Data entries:
** start **

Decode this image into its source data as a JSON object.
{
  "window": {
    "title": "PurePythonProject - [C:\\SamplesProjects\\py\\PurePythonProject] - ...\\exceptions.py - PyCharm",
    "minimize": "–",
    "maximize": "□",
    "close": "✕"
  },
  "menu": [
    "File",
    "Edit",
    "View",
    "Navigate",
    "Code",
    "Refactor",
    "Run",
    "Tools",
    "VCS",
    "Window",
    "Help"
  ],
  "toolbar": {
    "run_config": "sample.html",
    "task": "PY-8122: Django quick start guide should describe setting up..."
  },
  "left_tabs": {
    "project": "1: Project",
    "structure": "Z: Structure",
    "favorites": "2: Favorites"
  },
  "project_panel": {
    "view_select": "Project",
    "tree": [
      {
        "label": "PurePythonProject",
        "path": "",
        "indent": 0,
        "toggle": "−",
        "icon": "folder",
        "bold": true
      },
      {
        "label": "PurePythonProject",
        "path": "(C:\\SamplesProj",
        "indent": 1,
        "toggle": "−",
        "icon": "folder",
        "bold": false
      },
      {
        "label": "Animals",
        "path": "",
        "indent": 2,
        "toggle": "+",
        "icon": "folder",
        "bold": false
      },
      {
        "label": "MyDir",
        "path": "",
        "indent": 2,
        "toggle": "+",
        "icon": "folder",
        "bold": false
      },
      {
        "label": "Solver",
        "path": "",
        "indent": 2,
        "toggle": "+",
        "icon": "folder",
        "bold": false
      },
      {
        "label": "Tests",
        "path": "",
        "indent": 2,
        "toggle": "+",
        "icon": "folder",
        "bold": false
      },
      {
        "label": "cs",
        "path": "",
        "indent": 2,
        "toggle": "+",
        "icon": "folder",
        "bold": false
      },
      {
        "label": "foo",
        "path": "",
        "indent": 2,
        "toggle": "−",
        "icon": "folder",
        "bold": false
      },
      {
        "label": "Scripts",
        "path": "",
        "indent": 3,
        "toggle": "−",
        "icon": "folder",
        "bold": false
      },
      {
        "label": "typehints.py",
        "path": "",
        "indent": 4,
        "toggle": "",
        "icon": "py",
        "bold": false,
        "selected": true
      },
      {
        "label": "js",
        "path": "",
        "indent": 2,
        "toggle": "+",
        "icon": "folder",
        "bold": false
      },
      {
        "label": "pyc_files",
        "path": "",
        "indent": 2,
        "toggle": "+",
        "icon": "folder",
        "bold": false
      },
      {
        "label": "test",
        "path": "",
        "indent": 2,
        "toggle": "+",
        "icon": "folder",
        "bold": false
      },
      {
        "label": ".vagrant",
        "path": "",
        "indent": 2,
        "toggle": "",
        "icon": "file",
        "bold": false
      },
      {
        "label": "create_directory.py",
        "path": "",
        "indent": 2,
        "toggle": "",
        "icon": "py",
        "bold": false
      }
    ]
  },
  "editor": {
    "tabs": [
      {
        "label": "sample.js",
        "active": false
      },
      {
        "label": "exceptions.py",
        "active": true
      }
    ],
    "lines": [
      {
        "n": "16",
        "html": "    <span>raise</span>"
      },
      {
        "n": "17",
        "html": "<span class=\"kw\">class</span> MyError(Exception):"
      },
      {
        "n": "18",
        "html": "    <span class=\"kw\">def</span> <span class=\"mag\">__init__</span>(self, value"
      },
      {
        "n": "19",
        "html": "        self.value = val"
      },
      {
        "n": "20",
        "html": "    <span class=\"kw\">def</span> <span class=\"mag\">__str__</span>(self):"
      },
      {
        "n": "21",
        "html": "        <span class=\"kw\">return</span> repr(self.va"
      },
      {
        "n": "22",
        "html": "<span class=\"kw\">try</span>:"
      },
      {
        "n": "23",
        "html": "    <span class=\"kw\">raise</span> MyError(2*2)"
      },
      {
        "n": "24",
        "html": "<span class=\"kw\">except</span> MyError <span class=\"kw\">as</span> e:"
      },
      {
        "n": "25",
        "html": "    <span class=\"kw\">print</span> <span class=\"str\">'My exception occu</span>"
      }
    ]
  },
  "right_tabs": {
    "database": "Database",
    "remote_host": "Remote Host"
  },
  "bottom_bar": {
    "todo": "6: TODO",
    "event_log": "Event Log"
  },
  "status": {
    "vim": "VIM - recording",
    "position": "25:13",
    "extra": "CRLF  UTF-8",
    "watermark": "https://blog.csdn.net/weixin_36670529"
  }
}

** end **

▶ **STATED EXERCISE**
Working from the material above, state how many lines contain "value"; give only the number.

▶ **SOLUTION TO THIS PROBLEM**
2